## EXERCISE OBJECTIVE
Look below. Copy each line that has "ребенка" in it.
* Start DATA RECORDS *
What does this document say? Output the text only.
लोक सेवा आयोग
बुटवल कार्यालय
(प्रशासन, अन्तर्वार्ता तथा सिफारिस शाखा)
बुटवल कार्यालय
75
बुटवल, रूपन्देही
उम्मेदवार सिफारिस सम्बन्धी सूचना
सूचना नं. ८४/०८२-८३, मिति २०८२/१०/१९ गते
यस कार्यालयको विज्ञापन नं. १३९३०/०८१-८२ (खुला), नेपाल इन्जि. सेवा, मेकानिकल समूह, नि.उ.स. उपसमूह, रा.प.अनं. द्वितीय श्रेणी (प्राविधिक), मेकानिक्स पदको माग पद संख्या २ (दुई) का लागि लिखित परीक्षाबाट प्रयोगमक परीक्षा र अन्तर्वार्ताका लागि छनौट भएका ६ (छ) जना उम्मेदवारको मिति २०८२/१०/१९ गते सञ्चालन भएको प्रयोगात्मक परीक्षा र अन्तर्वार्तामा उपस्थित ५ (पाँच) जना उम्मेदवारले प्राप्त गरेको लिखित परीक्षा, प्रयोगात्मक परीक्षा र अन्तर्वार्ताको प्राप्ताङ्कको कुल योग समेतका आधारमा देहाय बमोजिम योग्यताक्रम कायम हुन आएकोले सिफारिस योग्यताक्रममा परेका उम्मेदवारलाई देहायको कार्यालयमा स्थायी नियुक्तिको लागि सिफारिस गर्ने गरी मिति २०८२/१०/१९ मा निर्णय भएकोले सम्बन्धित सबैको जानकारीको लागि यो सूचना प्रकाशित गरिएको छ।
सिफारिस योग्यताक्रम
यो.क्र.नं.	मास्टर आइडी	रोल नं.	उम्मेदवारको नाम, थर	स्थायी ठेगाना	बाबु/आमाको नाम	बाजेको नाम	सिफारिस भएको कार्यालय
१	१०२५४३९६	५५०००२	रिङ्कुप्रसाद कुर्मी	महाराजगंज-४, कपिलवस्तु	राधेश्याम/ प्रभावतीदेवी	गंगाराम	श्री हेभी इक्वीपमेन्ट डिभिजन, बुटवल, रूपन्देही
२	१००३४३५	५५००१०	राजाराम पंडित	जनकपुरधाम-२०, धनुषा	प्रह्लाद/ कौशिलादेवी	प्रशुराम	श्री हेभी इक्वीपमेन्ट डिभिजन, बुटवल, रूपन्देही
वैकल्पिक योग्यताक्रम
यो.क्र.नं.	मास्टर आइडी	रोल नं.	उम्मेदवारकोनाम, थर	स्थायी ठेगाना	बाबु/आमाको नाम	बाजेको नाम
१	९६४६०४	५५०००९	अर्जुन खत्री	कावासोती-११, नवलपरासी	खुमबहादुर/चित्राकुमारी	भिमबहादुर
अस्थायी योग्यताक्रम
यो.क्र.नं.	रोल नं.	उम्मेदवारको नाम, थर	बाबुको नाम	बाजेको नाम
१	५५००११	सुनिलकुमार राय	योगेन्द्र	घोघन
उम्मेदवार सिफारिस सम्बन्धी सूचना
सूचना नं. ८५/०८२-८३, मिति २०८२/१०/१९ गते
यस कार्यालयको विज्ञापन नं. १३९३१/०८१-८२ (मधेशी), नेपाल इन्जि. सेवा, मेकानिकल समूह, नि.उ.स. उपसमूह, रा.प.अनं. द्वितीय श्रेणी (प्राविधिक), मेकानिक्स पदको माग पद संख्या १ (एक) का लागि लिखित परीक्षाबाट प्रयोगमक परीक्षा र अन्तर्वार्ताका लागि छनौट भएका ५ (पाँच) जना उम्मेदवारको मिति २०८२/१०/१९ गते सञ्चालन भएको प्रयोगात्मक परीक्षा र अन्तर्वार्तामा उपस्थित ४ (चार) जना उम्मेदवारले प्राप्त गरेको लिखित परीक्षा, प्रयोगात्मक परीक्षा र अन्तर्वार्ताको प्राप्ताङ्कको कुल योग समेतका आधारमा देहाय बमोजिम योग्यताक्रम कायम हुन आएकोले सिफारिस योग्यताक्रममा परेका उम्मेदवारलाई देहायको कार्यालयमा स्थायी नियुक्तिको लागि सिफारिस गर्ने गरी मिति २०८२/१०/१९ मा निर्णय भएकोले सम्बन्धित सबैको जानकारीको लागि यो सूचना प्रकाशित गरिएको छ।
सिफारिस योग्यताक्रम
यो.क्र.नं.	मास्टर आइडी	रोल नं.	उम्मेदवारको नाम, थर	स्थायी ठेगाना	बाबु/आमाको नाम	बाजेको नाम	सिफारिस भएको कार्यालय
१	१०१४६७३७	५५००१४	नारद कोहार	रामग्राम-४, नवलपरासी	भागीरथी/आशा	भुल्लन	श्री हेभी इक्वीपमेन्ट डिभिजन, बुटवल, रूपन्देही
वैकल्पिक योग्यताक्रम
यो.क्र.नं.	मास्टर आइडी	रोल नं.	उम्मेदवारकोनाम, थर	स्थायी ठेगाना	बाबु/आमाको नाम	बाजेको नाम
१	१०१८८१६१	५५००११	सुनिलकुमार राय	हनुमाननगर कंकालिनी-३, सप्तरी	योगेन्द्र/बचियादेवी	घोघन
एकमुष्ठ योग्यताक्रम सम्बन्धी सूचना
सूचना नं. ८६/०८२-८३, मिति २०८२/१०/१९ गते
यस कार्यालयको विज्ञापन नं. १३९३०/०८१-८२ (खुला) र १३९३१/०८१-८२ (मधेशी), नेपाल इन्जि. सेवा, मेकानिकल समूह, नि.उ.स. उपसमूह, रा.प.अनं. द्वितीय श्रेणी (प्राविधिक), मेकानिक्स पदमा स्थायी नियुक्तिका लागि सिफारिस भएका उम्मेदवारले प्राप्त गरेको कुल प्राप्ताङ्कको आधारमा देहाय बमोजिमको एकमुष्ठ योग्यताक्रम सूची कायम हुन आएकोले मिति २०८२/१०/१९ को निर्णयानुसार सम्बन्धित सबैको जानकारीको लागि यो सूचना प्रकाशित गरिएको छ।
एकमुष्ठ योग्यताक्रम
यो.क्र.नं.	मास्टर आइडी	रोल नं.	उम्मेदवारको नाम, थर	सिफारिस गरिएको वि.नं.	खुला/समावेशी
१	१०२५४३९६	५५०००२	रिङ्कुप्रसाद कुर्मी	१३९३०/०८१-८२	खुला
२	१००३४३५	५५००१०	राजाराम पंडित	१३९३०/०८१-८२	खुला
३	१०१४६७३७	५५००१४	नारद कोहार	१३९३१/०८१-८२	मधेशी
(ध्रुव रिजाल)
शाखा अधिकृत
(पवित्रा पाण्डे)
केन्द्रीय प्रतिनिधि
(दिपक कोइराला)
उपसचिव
* End DATA RECORDS *
* Start DATA RECORDS *
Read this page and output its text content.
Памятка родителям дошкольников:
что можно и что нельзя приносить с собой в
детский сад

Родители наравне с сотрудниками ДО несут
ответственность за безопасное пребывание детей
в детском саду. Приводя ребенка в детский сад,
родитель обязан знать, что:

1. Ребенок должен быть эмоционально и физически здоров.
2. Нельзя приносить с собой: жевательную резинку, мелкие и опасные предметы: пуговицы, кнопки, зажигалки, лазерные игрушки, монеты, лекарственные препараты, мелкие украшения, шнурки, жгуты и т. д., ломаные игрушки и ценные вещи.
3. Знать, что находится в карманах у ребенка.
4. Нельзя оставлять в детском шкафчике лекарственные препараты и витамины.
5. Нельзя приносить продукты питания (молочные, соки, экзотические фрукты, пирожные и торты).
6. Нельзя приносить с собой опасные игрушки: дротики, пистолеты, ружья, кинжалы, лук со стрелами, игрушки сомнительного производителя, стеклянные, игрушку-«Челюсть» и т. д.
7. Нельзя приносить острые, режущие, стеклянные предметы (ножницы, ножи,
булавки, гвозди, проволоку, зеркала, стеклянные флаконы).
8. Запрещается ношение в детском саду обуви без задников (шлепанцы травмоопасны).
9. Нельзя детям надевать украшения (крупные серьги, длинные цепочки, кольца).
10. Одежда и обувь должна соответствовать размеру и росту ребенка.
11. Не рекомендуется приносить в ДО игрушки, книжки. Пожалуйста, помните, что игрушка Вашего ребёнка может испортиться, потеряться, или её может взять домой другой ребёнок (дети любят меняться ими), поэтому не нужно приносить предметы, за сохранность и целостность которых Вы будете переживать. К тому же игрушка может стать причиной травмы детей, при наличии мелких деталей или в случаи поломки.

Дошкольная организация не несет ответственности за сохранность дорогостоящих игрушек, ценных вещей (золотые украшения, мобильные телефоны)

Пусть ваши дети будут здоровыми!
* End DATA RECORDS *
## SOLUTION
в детском саду. Приводя ребенка в детский сад,
3. Знать, что находится в карманах у ребенка.
10. Одежда и обувь должна соответствовать размеру и росту ребенка.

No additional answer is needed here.